Items from a figure collection:

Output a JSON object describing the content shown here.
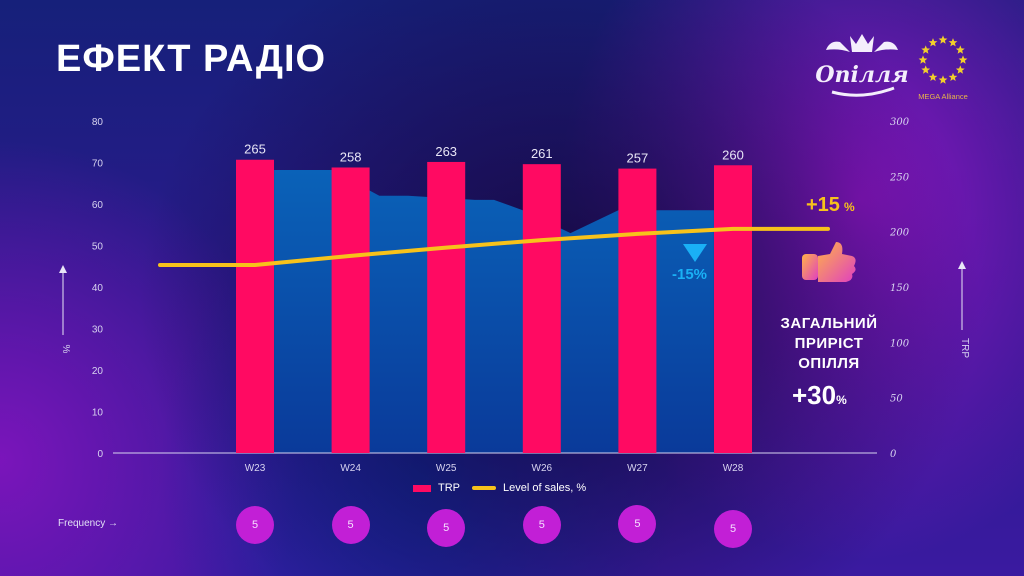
{
  "header": {
    "title": "ЕФЕКТ РАДІО",
    "brand_logo_text": "Опілля",
    "partner_logo_text": "MEGA Alliance"
  },
  "colors": {
    "trp_bar": "#ff0a62",
    "sales_line": "#f7c21b",
    "area": "#0a5fb5",
    "frequency_bubble": "#c21fd6",
    "negative_marker": "#1ab0f5"
  },
  "chart_data": {
    "type": "bar",
    "title": "ЕФЕКТ РАДІО",
    "categories": [
      "W23",
      "W24",
      "W25",
      "W26",
      "W27",
      "W28"
    ],
    "series": [
      {
        "name": "TRP",
        "type": "bar",
        "axis": "right",
        "values": [
          265,
          258,
          263,
          261,
          257,
          260
        ]
      },
      {
        "name": "Level of sales, %",
        "type": "line",
        "axis": "left",
        "points": [
          {
            "x": "start",
            "y": 45.3
          },
          {
            "x": "W23",
            "y": 45.3
          },
          {
            "x": "W24",
            "y": 47.5
          },
          {
            "x": "W25",
            "y": 49.5
          },
          {
            "x": "W26",
            "y": 51.3
          },
          {
            "x": "W27",
            "y": 52.8
          },
          {
            "x": "W28",
            "y": 54.0
          },
          {
            "x": "end",
            "y": 54.0
          }
        ]
      },
      {
        "name": "background area",
        "type": "area",
        "axis": "left",
        "points": [
          {
            "x": 23.2,
            "y": 68.2
          },
          {
            "x": 23.8,
            "y": 68.2
          },
          {
            "x": 24.3,
            "y": 62.0
          },
          {
            "x": 24.6,
            "y": 62.0
          },
          {
            "x": 25.3,
            "y": 61.0
          },
          {
            "x": 25.5,
            "y": 61.0
          },
          {
            "x": 25.8,
            "y": 58.5
          },
          {
            "x": 26.3,
            "y": 53.0
          },
          {
            "x": 26.8,
            "y": 58.5
          },
          {
            "x": 27.8,
            "y": 58.5
          }
        ]
      }
    ],
    "y_left": {
      "label": "%",
      "ylim": [
        0,
        80
      ],
      "ticks": [
        0,
        10,
        20,
        30,
        40,
        50,
        60,
        70,
        80
      ]
    },
    "y_right": {
      "label": "TRP",
      "ylim": [
        0,
        300
      ],
      "ticks": [
        0,
        50,
        100,
        150,
        200,
        250,
        300
      ]
    },
    "xlabel": "",
    "legend": {
      "position": "bottom",
      "entries": [
        "TRP",
        "Level of sales, %"
      ]
    },
    "annotations": {
      "sales_growth": {
        "value": "+15",
        "unit": "%"
      },
      "area_drop": "-15%",
      "summary_lines": [
        "ЗАГАЛЬНИЙ",
        "ПРИРІСТ",
        "ОПІЛЛЯ"
      ],
      "summary_value": "+30",
      "summary_unit": "%"
    },
    "grid": false
  },
  "frequency": {
    "label": "Frequency",
    "values": [
      "5",
      "5",
      "5",
      "5",
      "5",
      "5"
    ]
  }
}
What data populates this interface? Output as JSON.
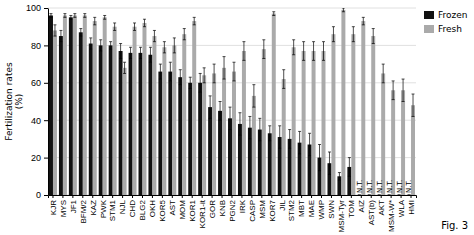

**What to do:**
The records above must be transcribed exactly. Pictures are left out of the copy.

**Task solution:**
Output a JSON object describing the content shown here.
{
  "header": {
    "title": "ЕФЕКТ РАДІО",
    "brand_logo_text": "Опілля",
    "partner_logo_text": "MEGA Alliance"
  },
  "colors": {
    "trp_bar": "#ff0a62",
    "sales_line": "#f7c21b",
    "area": "#0a5fb5",
    "frequency_bubble": "#c21fd6",
    "negative_marker": "#1ab0f5"
  },
  "chart_data": {
    "type": "bar",
    "title": "ЕФЕКТ РАДІО",
    "categories": [
      "W23",
      "W24",
      "W25",
      "W26",
      "W27",
      "W28"
    ],
    "series": [
      {
        "name": "TRP",
        "type": "bar",
        "axis": "right",
        "values": [
          265,
          258,
          263,
          261,
          257,
          260
        ]
      },
      {
        "name": "Level of sales, %",
        "type": "line",
        "axis": "left",
        "points": [
          {
            "x": "start",
            "y": 45.3
          },
          {
            "x": "W23",
            "y": 45.3
          },
          {
            "x": "W24",
            "y": 47.5
          },
          {
            "x": "W25",
            "y": 49.5
          },
          {
            "x": "W26",
            "y": 51.3
          },
          {
            "x": "W27",
            "y": 52.8
          },
          {
            "x": "W28",
            "y": 54.0
          },
          {
            "x": "end",
            "y": 54.0
          }
        ]
      },
      {
        "name": "background area",
        "type": "area",
        "axis": "left",
        "points": [
          {
            "x": 23.2,
            "y": 68.2
          },
          {
            "x": 23.8,
            "y": 68.2
          },
          {
            "x": 24.3,
            "y": 62.0
          },
          {
            "x": 24.6,
            "y": 62.0
          },
          {
            "x": 25.3,
            "y": 61.0
          },
          {
            "x": 25.5,
            "y": 61.0
          },
          {
            "x": 25.8,
            "y": 58.5
          },
          {
            "x": 26.3,
            "y": 53.0
          },
          {
            "x": 26.8,
            "y": 58.5
          },
          {
            "x": 27.8,
            "y": 58.5
          }
        ]
      }
    ],
    "y_left": {
      "label": "%",
      "ylim": [
        0,
        80
      ],
      "ticks": [
        0,
        10,
        20,
        30,
        40,
        50,
        60,
        70,
        80
      ]
    },
    "y_right": {
      "label": "TRP",
      "ylim": [
        0,
        300
      ],
      "ticks": [
        0,
        50,
        100,
        150,
        200,
        250,
        300
      ]
    },
    "xlabel": "",
    "legend": {
      "position": "bottom",
      "entries": [
        "TRP",
        "Level of sales, %"
      ]
    },
    "annotations": {
      "sales_growth": {
        "value": "+15",
        "unit": "%"
      },
      "area_drop": "-15%",
      "summary_lines": [
        "ЗАГАЛЬНИЙ",
        "ПРИРІСТ",
        "ОПІЛЛЯ"
      ],
      "summary_value": "+30",
      "summary_unit": "%"
    },
    "grid": false
  },
  "frequency": {
    "label": "Frequency",
    "values": [
      "5",
      "5",
      "5",
      "5",
      "5",
      "5"
    ]
  }
}
What data populates this interface? Output as JSON.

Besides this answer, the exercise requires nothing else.